> **WHAT IS NEEDED**:
Reproduce the listing word for word. Skip any image.

> **EXCERPTED DATA**:
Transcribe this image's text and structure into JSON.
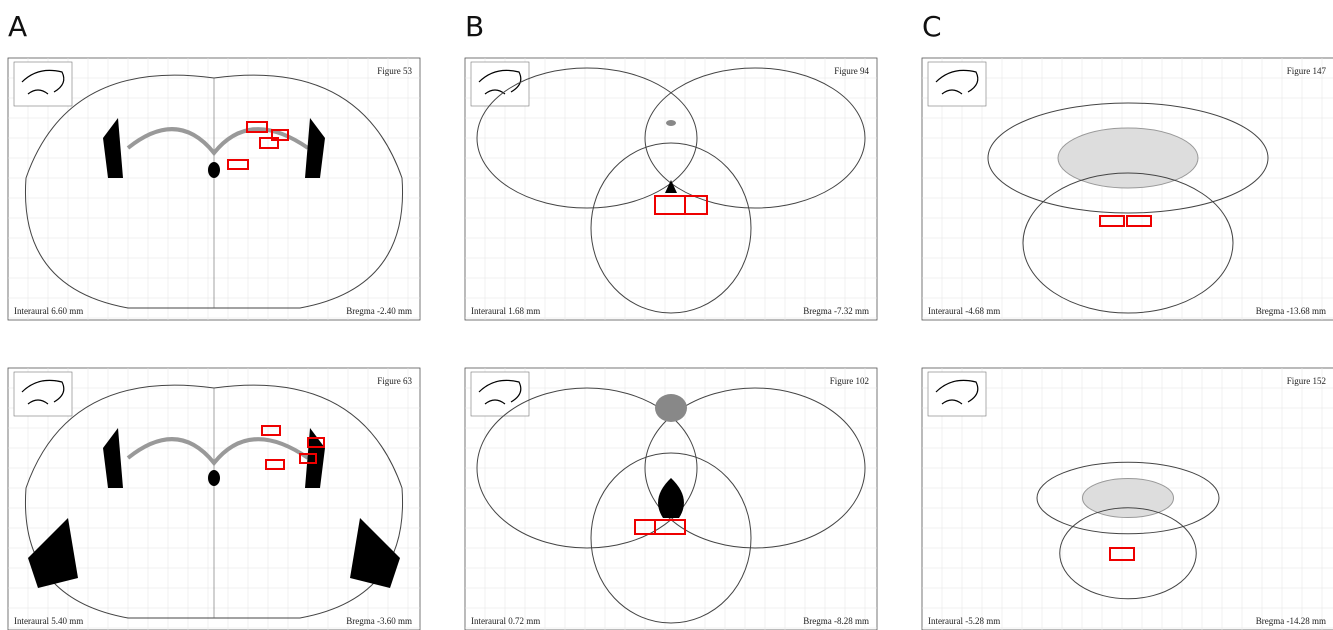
{
  "columns": [
    {
      "label": "A",
      "plates": [
        {
          "figure": "Figure 53",
          "interaural": "Interaural 6.60 mm",
          "bregma": "Bregma -2.40 mm"
        },
        {
          "figure": "Figure 63",
          "interaural": "Interaural 5.40 mm",
          "bregma": "Bregma -3.60 mm"
        }
      ]
    },
    {
      "label": "B",
      "plates": [
        {
          "figure": "Figure 94",
          "interaural": "Interaural 1.68 mm",
          "bregma": "Bregma -7.32 mm"
        },
        {
          "figure": "Figure 102",
          "interaural": "Interaural 0.72 mm",
          "bregma": "Bregma -8.28 mm"
        }
      ]
    },
    {
      "label": "C",
      "plates": [
        {
          "figure": "Figure 147",
          "interaural": "Interaural -4.68 mm",
          "bregma": "Bregma -13.68 mm"
        },
        {
          "figure": "Figure 152",
          "interaural": "Interaural -5.28 mm",
          "bregma": "Bregma -14.28 mm"
        }
      ]
    }
  ]
}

> **WRITTEN RESPONSE**:
Transcribe this image's text and structure into JSON.
{
  "columns": [
    {
      "label": "A",
      "plates": [
        {
          "figure": "Figure 53",
          "interaural": "Interaural 6.60 mm",
          "bregma": "Bregma -2.40 mm"
        },
        {
          "figure": "Figure 63",
          "interaural": "Interaural 5.40 mm",
          "bregma": "Bregma -3.60 mm"
        }
      ]
    },
    {
      "label": "B",
      "plates": [
        {
          "figure": "Figure 94",
          "interaural": "Interaural 1.68 mm",
          "bregma": "Bregma -7.32 mm"
        },
        {
          "figure": "Figure 102",
          "interaural": "Interaural 0.72 mm",
          "bregma": "Bregma -8.28 mm"
        }
      ]
    },
    {
      "label": "C",
      "plates": [
        {
          "figure": "Figure 147",
          "interaural": "Interaural -4.68 mm",
          "bregma": "Bregma -13.68 mm"
        },
        {
          "figure": "Figure 152",
          "interaural": "Interaural -5.28 mm",
          "bregma": "Bregma -14.28 mm"
        }
      ]
    }
  ]
}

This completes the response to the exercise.